• **WORKING DATA**
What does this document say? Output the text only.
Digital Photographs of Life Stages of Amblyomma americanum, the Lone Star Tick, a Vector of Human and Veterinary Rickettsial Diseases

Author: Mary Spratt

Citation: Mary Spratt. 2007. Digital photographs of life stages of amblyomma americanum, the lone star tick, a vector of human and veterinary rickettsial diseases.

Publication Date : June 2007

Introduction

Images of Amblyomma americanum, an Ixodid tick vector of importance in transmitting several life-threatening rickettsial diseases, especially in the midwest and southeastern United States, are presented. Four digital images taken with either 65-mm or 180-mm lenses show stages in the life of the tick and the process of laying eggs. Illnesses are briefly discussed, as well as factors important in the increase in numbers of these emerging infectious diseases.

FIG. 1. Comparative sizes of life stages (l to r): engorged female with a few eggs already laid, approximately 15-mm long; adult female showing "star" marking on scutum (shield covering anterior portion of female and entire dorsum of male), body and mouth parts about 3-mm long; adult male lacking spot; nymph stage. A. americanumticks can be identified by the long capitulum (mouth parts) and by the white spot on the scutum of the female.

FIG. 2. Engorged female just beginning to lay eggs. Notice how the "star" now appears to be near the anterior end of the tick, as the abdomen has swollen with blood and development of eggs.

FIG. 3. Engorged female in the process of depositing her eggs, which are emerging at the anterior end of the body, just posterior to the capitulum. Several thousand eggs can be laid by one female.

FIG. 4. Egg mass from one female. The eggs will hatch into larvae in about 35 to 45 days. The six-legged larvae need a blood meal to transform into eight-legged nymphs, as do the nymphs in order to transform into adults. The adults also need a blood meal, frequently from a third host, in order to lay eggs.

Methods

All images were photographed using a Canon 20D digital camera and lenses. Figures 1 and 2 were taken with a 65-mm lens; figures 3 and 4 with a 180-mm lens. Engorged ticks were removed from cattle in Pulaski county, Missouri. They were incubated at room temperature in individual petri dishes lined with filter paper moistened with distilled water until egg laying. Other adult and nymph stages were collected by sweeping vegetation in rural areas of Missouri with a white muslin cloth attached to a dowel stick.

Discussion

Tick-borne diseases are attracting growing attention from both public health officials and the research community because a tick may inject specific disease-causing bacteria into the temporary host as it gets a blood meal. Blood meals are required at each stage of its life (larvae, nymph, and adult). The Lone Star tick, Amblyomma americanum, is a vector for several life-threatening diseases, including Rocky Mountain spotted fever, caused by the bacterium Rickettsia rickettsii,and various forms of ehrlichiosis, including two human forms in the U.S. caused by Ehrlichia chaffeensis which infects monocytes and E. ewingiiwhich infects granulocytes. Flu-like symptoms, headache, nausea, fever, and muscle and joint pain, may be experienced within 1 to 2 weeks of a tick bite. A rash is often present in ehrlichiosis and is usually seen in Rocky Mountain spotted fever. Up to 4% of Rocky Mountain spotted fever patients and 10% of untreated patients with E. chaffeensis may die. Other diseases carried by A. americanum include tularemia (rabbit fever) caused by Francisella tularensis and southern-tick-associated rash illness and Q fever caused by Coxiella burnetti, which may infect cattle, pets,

• **PROBLEM STATEMENT**
All of the entries above are to be written out again exactly.

• **FINISHED EXERCISE**
What does this document say? Output the text only.
Digital Photographs of Life Stages of Amblyomma americanum, the Lone Star Tick, a Vector of Human and Veterinary Rickettsial Diseases

Author: Mary Spratt

Citation: Mary Spratt. 2007. Digital photographs of life stages of amblyomma americanum, the lone star tick, a vector of human and veterinary rickettsial diseases.

Publication Date : June 2007

Introduction

Images of Amblyomma americanum, an Ixodid tick vector of importance in transmitting several life-threatening rickettsial diseases, especially in the midwest and southeastern United States, are presented. Four digital images taken with either 65-mm or 180-mm lenses show stages in the life of the tick and the process of laying eggs. Illnesses are briefly discussed, as well as factors important in the increase in numbers of these emerging infectious diseases.

FIG. 1. Comparative sizes of life stages (l to r): engorged female with a few eggs already laid, approximately 15-mm long; adult female showing "star" marking on scutum (shield covering anterior portion of female and entire dorsum of male), body and mouth parts about 3-mm long; adult male lacking spot; nymph stage. A. americanumticks can be identified by the long capitulum (mouth parts) and by the white spot on the scutum of the female.

FIG. 2. Engorged female just beginning to lay eggs. Notice how the "star" now appears to be near the anterior end of the tick, as the abdomen has swollen with blood and development of eggs.

FIG. 3. Engorged female in the process of depositing her eggs, which are emerging at the anterior end of the body, just posterior to the capitulum. Several thousand eggs can be laid by one female.

FIG. 4. Egg mass from one female. The eggs will hatch into larvae in about 35 to 45 days. The six-legged larvae need a blood meal to transform into eight-legged nymphs, as do the nymphs in order to transform into adults. The adults also need a blood meal, frequently from a third host, in order to lay eggs.

Methods

All images were photographed using a Canon 20D digital camera and lenses. Figures 1 and 2 were taken with a 65-mm lens; figures 3 and 4 with a 180-mm lens. Engorged ticks were removed from cattle in Pulaski county, Missouri. They were incubated at room temperature in individual petri dishes lined with filter paper moistened with distilled water until egg laying. Other adult and nymph stages were collected by sweeping vegetation in rural areas of Missouri with a white muslin cloth attached to a dowel stick.

Discussion

Tick-borne diseases are attracting growing attention from both public health officials and the research community because a tick may inject specific disease-causing bacteria into the temporary host as it gets a blood meal. Blood meals are required at each stage of its life (larvae, nymph, and adult). The Lone Star tick, Amblyomma americanum, is a vector for several life-threatening diseases, including Rocky Mountain spotted fever, caused by the bacterium Rickettsia rickettsii,and various forms of ehrlichiosis, including two human forms in the U.S. caused by Ehrlichia chaffeensis which infects monocytes and E. ewingiiwhich infects granulocytes. Flu-like symptoms, headache, nausea, fever, and muscle and joint pain, may be experienced within 1 to 2 weeks of a tick bite. A rash is often present in ehrlichiosis and is usually seen in Rocky Mountain spotted fever. Up to 4% of Rocky Mountain spotted fever patients and 10% of untreated patients with E. chaffeensis may die. Other diseases carried by A. americanum include tularemia (rabbit fever) caused by Francisella tularensis and southern-tick-associated rash illness and Q fever caused by Coxiella burnetti, which may infect cattle, pets,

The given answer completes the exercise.